TASK OBJECTIVE:
Word for word, transcribe the lines below and drop the pictures.

EXERCISE INPUT:
········
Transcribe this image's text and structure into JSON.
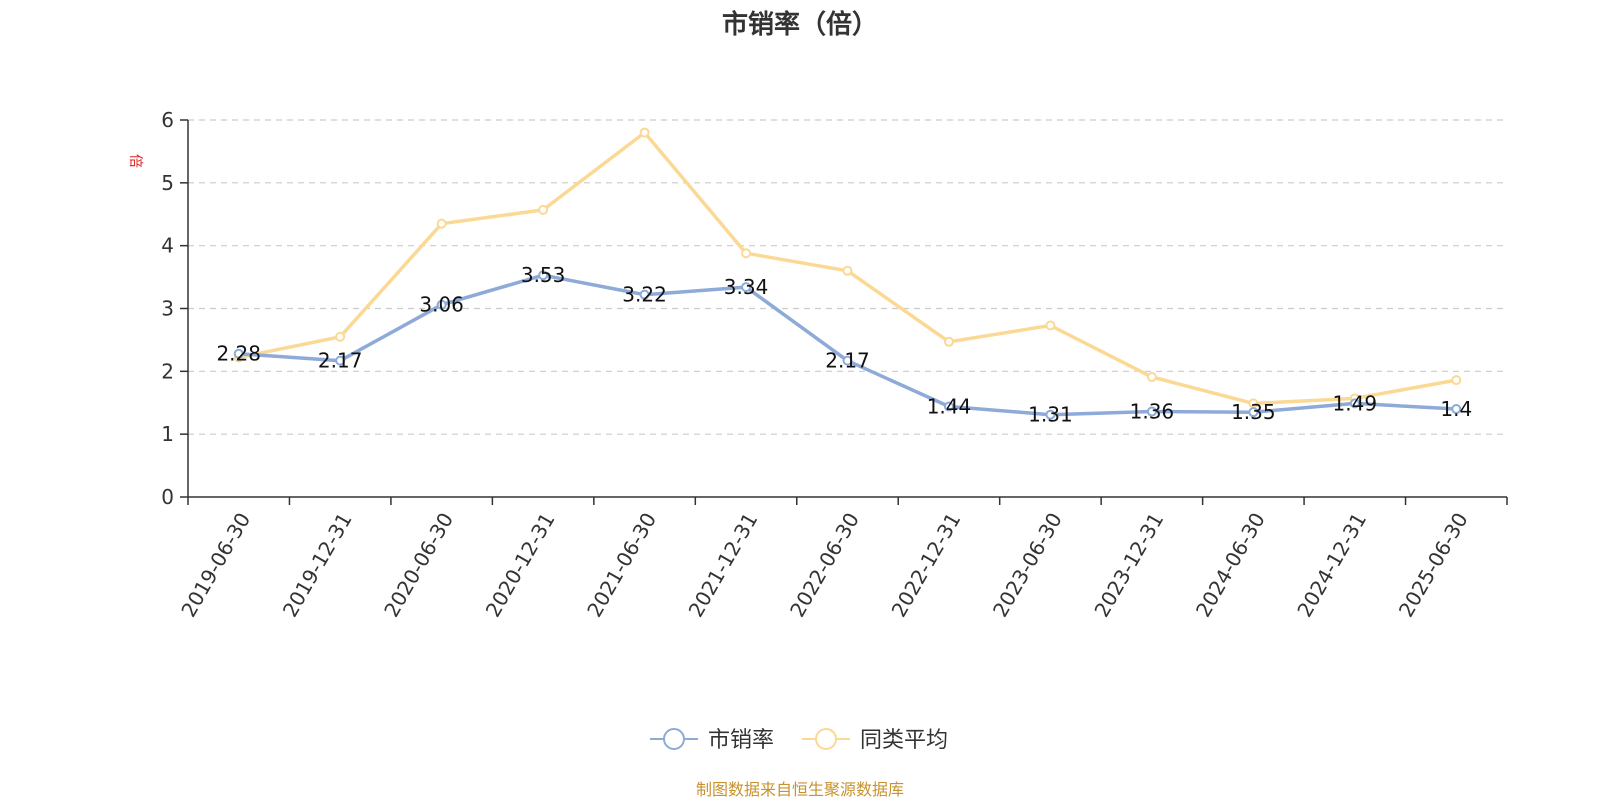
{
  "chart_data": {
    "type": "line",
    "title": "市销率（倍）",
    "ylabel": "倍",
    "xlabel": "",
    "ylim": [
      0,
      6
    ],
    "yticks": [
      "0",
      "1",
      "2",
      "3",
      "4",
      "5",
      "6"
    ],
    "grid": true,
    "legend_position": "bottom-center",
    "categories": [
      "2019-06-30",
      "2019-12-31",
      "2020-06-30",
      "2020-12-31",
      "2021-06-30",
      "2021-12-31",
      "2022-06-30",
      "2022-12-31",
      "2023-06-30",
      "2023-12-31",
      "2024-06-30",
      "2024-12-31",
      "2025-06-30"
    ],
    "series": [
      {
        "name": "市销率",
        "color": "#8daad8",
        "values": [
          2.28,
          2.17,
          3.06,
          3.53,
          3.22,
          3.34,
          2.17,
          1.44,
          1.31,
          1.36,
          1.35,
          1.49,
          1.4
        ],
        "labels": [
          "2.28",
          "2.17",
          "3.06",
          "3.53",
          "3.22",
          "3.34",
          "2.17",
          "1.44",
          "1.31",
          "1.36",
          "1.35",
          "1.49",
          "1.4"
        ]
      },
      {
        "name": "同类平均",
        "color": "#fbd994",
        "values": [
          2.22,
          2.55,
          4.35,
          4.57,
          5.8,
          3.88,
          3.6,
          2.47,
          2.73,
          1.91,
          1.49,
          1.57,
          1.86
        ]
      }
    ],
    "source": "制图数据来自恒生聚源数据库"
  },
  "colors": {
    "unit_label": "#e02020",
    "source_text": "#c8922e",
    "axis": "#333333",
    "gridline": "#cccccc"
  }
}
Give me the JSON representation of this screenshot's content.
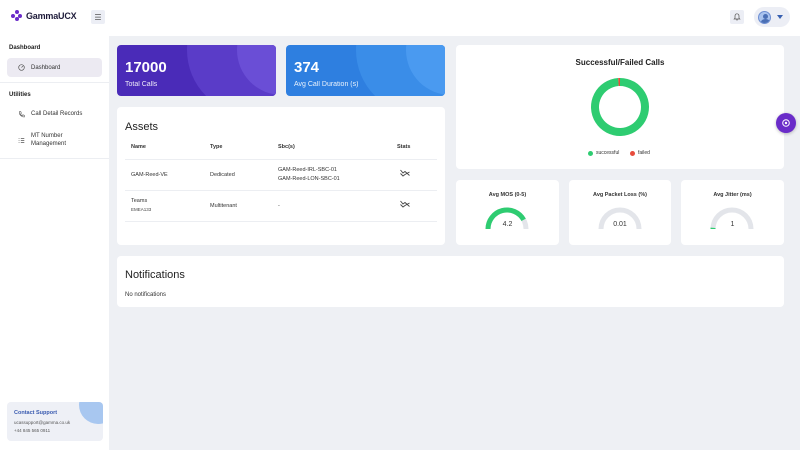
{
  "brand": {
    "name": "GammaUCX",
    "accent": "#6a2cc9"
  },
  "sidebar": {
    "sections": [
      {
        "title": "Dashboard",
        "items": [
          {
            "label": "Dashboard",
            "icon": "dashboard-icon",
            "active": true
          }
        ]
      },
      {
        "title": "Utilities",
        "items": [
          {
            "label": "Call Detail Records",
            "icon": "phone-icon"
          },
          {
            "label": "MT Number Management",
            "icon": "list-icon"
          }
        ]
      }
    ],
    "support": {
      "title": "Contact Support",
      "email": "ucassupport@gamma.co.uk",
      "phone": "+44 845 565 0911"
    }
  },
  "stats": {
    "total_calls": {
      "value": "17000",
      "label": "Total Calls",
      "color": "#4a2bb8"
    },
    "avg_duration": {
      "value": "374",
      "label": "Avg Call Duration (s)",
      "color": "#2e7fe0"
    }
  },
  "assets": {
    "title": "Assets",
    "columns": [
      "Name",
      "Type",
      "Sbc(s)",
      "Stats"
    ],
    "rows": [
      {
        "name": "GAM-Reed-VE",
        "sub": "",
        "type": "Dedicated",
        "sbcs": [
          "GAM-Reed-IRL-SBC-01",
          "GAM-Reed-LON-SBC-01"
        ]
      },
      {
        "name": "Teams",
        "sub": "EMEA133",
        "type": "Multitenant",
        "sbcs": [
          "-"
        ]
      }
    ]
  },
  "calls_chart": {
    "title": "Successful/Failed Calls",
    "legend": [
      {
        "name": "successful",
        "color": "#2ecc71"
      },
      {
        "name": "failed",
        "color": "#e74c3c"
      }
    ]
  },
  "chart_data": {
    "type": "pie",
    "title": "Successful/Failed Calls",
    "categories": [
      "successful",
      "failed"
    ],
    "values": [
      99,
      1
    ],
    "donut": true,
    "legend": "bottom"
  },
  "gauges": [
    {
      "title": "Avg MOS (0-5)",
      "value": "4.2",
      "fraction": 0.84,
      "color": "#2ecc71"
    },
    {
      "title": "Avg Packet Loss (%)",
      "value": "0.01",
      "fraction": 0.0,
      "color": "#2ecc71"
    },
    {
      "title": "Avg Jitter (ms)",
      "value": "1",
      "fraction": 0.02,
      "color": "#2ecc71"
    }
  ],
  "notifications": {
    "title": "Notifications",
    "empty_text": "No notifications"
  }
}
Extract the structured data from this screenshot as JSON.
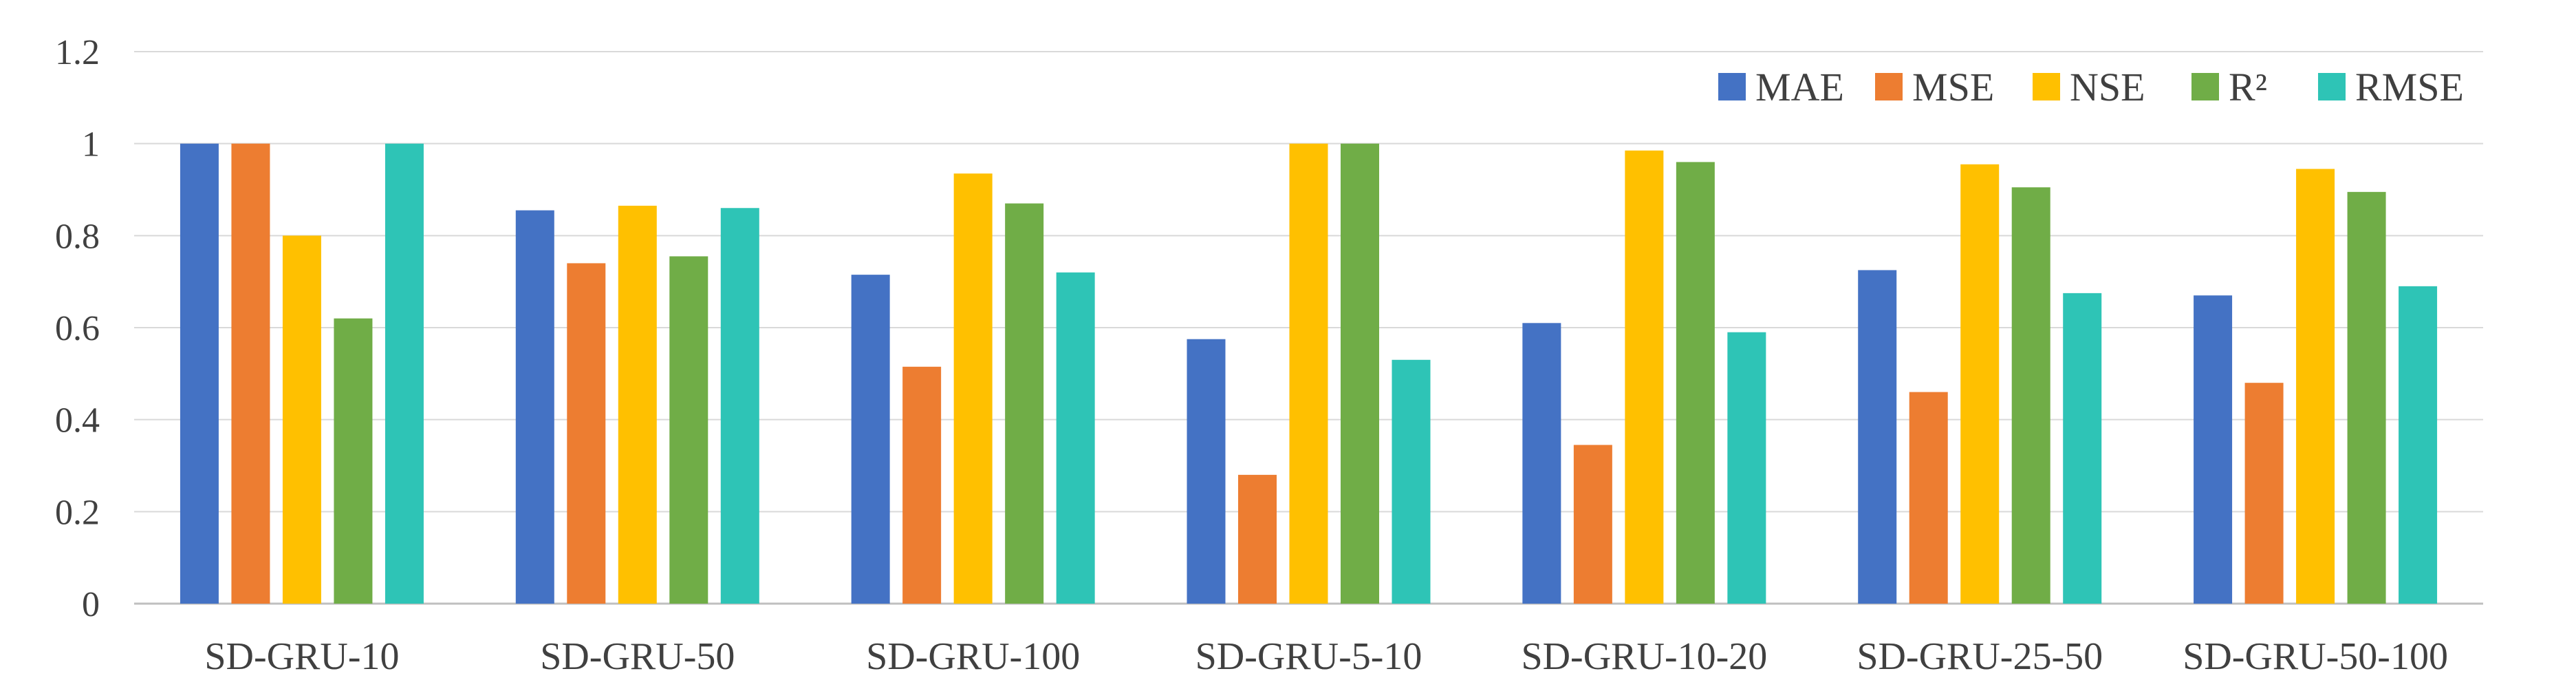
{
  "chart_data": {
    "type": "bar",
    "title": "",
    "xlabel": "",
    "ylabel": "",
    "ylim": [
      0,
      1.2
    ],
    "yticks": [
      "0",
      "0.2",
      "0.4",
      "0.6",
      "0.8",
      "1",
      "1.2"
    ],
    "ytick_values": [
      0,
      0.2,
      0.4,
      0.6,
      0.8,
      1.0,
      1.2
    ],
    "grid": true,
    "legend_position": "top-right",
    "categories": [
      "SD-GRU-10",
      "SD-GRU-50",
      "SD-GRU-100",
      "SD-GRU-5-10",
      "SD-GRU-10-20",
      "SD-GRU-25-50",
      "SD-GRU-50-100"
    ],
    "series": [
      {
        "name": "MAE",
        "color": "#4472C4",
        "values": [
          1.0,
          0.855,
          0.715,
          0.575,
          0.61,
          0.725,
          0.67
        ]
      },
      {
        "name": "MSE",
        "color": "#ED7D31",
        "values": [
          1.0,
          0.74,
          0.515,
          0.28,
          0.345,
          0.46,
          0.48
        ]
      },
      {
        "name": "NSE",
        "color": "#FFC000",
        "values": [
          0.8,
          0.865,
          0.935,
          1.0,
          0.985,
          0.955,
          0.945
        ]
      },
      {
        "name": "R²",
        "color": "#70AD47",
        "values": [
          0.62,
          0.755,
          0.87,
          1.0,
          0.96,
          0.905,
          0.895
        ]
      },
      {
        "name": "RMSE",
        "color": "#2EC4B6",
        "values": [
          1.0,
          0.86,
          0.72,
          0.53,
          0.59,
          0.675,
          0.69
        ]
      }
    ]
  }
}
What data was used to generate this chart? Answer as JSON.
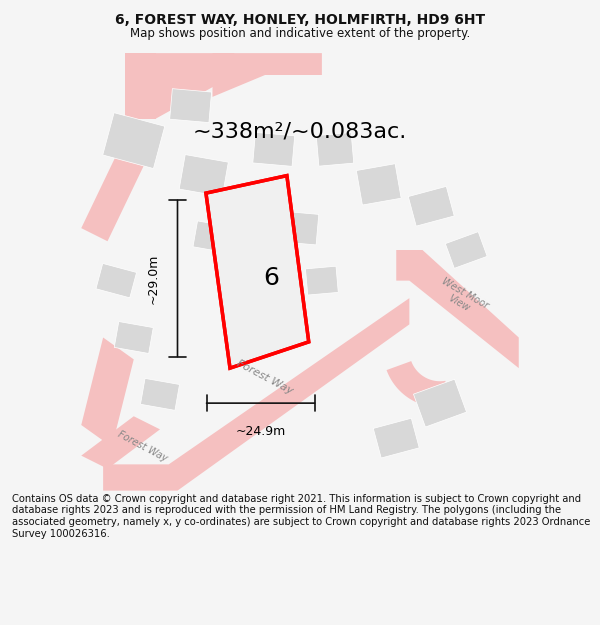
{
  "title_line1": "6, FOREST WAY, HONLEY, HOLMFIRTH, HD9 6HT",
  "title_line2": "Map shows position and indicative extent of the property.",
  "area_text": "~338m²/~0.083ac.",
  "label_number": "6",
  "dim_width": "~24.9m",
  "dim_height": "~29.0m",
  "footer_text": "Contains OS data © Crown copyright and database right 2021. This information is subject to Crown copyright and database rights 2023 and is reproduced with the permission of HM Land Registry. The polygons (including the associated geometry, namely x, y co-ordinates) are subject to Crown copyright and database rights 2023 Ordnance Survey 100026316.",
  "bg_color": "#f5f5f5",
  "map_bg": "#ffffff",
  "road_color": "#f5c0c0",
  "building_color": "#d8d8d8",
  "plot_color": "#f0f0f0",
  "red_outline": "#ff0000",
  "dim_line_color": "#111111",
  "road_label_color": "#888888",
  "title_color": "#111111",
  "footer_color": "#111111"
}
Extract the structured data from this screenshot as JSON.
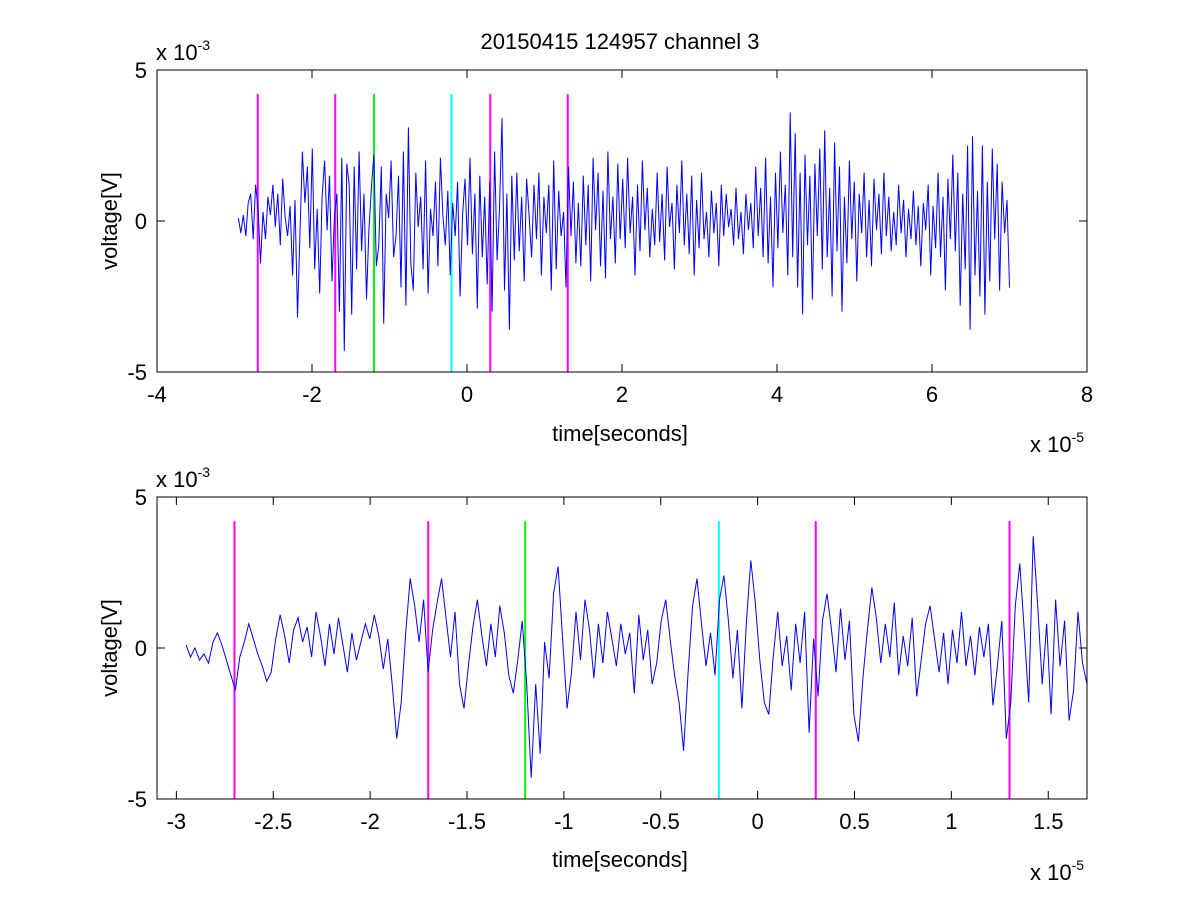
········
RESULT FOR THIS EXERCISE:
Transcribe this image's text and structure into JSON.
{
  "chart_data": {
    "type": "line",
    "title": "市销率（倍）",
    "ylabel": "倍",
    "xlabel": "",
    "ylim": [
      0,
      6
    ],
    "yticks": [
      "0",
      "1",
      "2",
      "3",
      "4",
      "5",
      "6"
    ],
    "grid": true,
    "legend_position": "bottom-center",
    "categories": [
      "2019-06-30",
      "2019-12-31",
      "2020-06-30",
      "2020-12-31",
      "2021-06-30",
      "2021-12-31",
      "2022-06-30",
      "2022-12-31",
      "2023-06-30",
      "2023-12-31",
      "2024-06-30",
      "2024-12-31",
      "2025-06-30"
    ],
    "series": [
      {
        "name": "市销率",
        "color": "#8daad8",
        "values": [
          2.28,
          2.17,
          3.06,
          3.53,
          3.22,
          3.34,
          2.17,
          1.44,
          1.31,
          1.36,
          1.35,
          1.49,
          1.4
        ],
        "labels": [
          "2.28",
          "2.17",
          "3.06",
          "3.53",
          "3.22",
          "3.34",
          "2.17",
          "1.44",
          "1.31",
          "1.36",
          "1.35",
          "1.49",
          "1.4"
        ]
      },
      {
        "name": "同类平均",
        "color": "#fbd994",
        "values": [
          2.22,
          2.55,
          4.35,
          4.57,
          5.8,
          3.88,
          3.6,
          2.47,
          2.73,
          1.91,
          1.49,
          1.57,
          1.86
        ]
      }
    ],
    "source": "制图数据来自恒生聚源数据库"
  },
  "colors": {
    "unit_label": "#e02020",
    "source_text": "#c8922e",
    "axis": "#333333",
    "gridline": "#cccccc"
  }
}
Give me the JSON representation of this screenshot's content.
{
  "brand": {
    "name": "GammaUCX",
    "accent": "#6a2cc9"
  },
  "sidebar": {
    "sections": [
      {
        "title": "Dashboard",
        "items": [
          {
            "label": "Dashboard",
            "icon": "dashboard-icon",
            "active": true
          }
        ]
      },
      {
        "title": "Utilities",
        "items": [
          {
            "label": "Call Detail Records",
            "icon": "phone-icon"
          },
          {
            "label": "MT Number Management",
            "icon": "list-icon"
          }
        ]
      }
    ],
    "support": {
      "title": "Contact Support",
      "email": "ucassupport@gamma.co.uk",
      "phone": "+44 845 565 0911"
    }
  },
  "stats": {
    "total_calls": {
      "value": "17000",
      "label": "Total Calls",
      "color": "#4a2bb8"
    },
    "avg_duration": {
      "value": "374",
      "label": "Avg Call Duration (s)",
      "color": "#2e7fe0"
    }
  },
  "assets": {
    "title": "Assets",
    "columns": [
      "Name",
      "Type",
      "Sbc(s)",
      "Stats"
    ],
    "rows": [
      {
        "name": "GAM-Reed-VE",
        "sub": "",
        "type": "Dedicated",
        "sbcs": [
          "GAM-Reed-IRL-SBC-01",
          "GAM-Reed-LON-SBC-01"
        ]
      },
      {
        "name": "Teams",
        "sub": "EMEA133",
        "type": "Multitenant",
        "sbcs": [
          "-"
        ]
      }
    ]
  },
  "calls_chart": {
    "title": "Successful/Failed Calls",
    "legend": [
      {
        "name": "successful",
        "color": "#2ecc71"
      },
      {
        "name": "failed",
        "color": "#e74c3c"
      }
    ]
  },
  "chart_data": {
    "type": "pie",
    "title": "Successful/Failed Calls",
    "categories": [
      "successful",
      "failed"
    ],
    "values": [
      99,
      1
    ],
    "donut": true,
    "legend": "bottom"
  },
  "gauges": [
    {
      "title": "Avg MOS (0-5)",
      "value": "4.2",
      "fraction": 0.84,
      "color": "#2ecc71"
    },
    {
      "title": "Avg Packet Loss (%)",
      "value": "0.01",
      "fraction": 0.0,
      "color": "#2ecc71"
    },
    {
      "title": "Avg Jitter (ms)",
      "value": "1",
      "fraction": 0.02,
      "color": "#2ecc71"
    }
  ],
  "notifications": {
    "title": "Notifications",
    "empty_text": "No notifications"
  }
}
Extract the structured data from this screenshot as JSON.
{
  "chart_data": {
    "type": "bar",
    "title": "",
    "xlabel": "",
    "ylabel": "",
    "ylim": [
      0,
      1.2
    ],
    "yticks": [
      "0",
      "0.2",
      "0.4",
      "0.6",
      "0.8",
      "1",
      "1.2"
    ],
    "ytick_values": [
      0,
      0.2,
      0.4,
      0.6,
      0.8,
      1.0,
      1.2
    ],
    "grid": true,
    "legend_position": "top-right",
    "categories": [
      "SD-GRU-10",
      "SD-GRU-50",
      "SD-GRU-100",
      "SD-GRU-5-10",
      "SD-GRU-10-20",
      "SD-GRU-25-50",
      "SD-GRU-50-100"
    ],
    "series": [
      {
        "name": "MAE",
        "color": "#4472C4",
        "values": [
          1.0,
          0.855,
          0.715,
          0.575,
          0.61,
          0.725,
          0.67
        ]
      },
      {
        "name": "MSE",
        "color": "#ED7D31",
        "values": [
          1.0,
          0.74,
          0.515,
          0.28,
          0.345,
          0.46,
          0.48
        ]
      },
      {
        "name": "NSE",
        "color": "#FFC000",
        "values": [
          0.8,
          0.865,
          0.935,
          1.0,
          0.985,
          0.955,
          0.945
        ]
      },
      {
        "name": "R²",
        "color": "#70AD47",
        "values": [
          0.62,
          0.755,
          0.87,
          1.0,
          0.96,
          0.905,
          0.895
        ]
      },
      {
        "name": "RMSE",
        "color": "#2EC4B6",
        "values": [
          1.0,
          0.86,
          0.72,
          0.53,
          0.59,
          0.675,
          0.69
        ]
      }
    ]
  }
}
What data was used to generate this chart? Answer as JSON.
{
  "title_line1": "6, FOREST WAY, HONLEY, HOLMFIRTH, HD9 6HT",
  "title_line2": "Map shows position and indicative extent of the property.",
  "area_text": "~338m²/~0.083ac.",
  "label_number": "6",
  "dim_width": "~24.9m",
  "dim_height": "~29.0m",
  "footer_text": "Contains OS data © Crown copyright and database right 2021. This information is subject to Crown copyright and database rights 2023 and is reproduced with the permission of HM Land Registry. The polygons (including the associated geometry, namely x, y co-ordinates) are subject to Crown copyright and database rights 2023 Ordnance Survey 100026316.",
  "bg_color": "#f5f5f5",
  "map_bg": "#ffffff",
  "road_color": "#f5c0c0",
  "building_color": "#d8d8d8",
  "plot_color": "#f0f0f0",
  "red_outline": "#ff0000",
  "dim_line_color": "#111111",
  "road_label_color": "#888888",
  "title_color": "#111111",
  "footer_color": "#111111"
}
Extract the structured data from this screenshot as JSON.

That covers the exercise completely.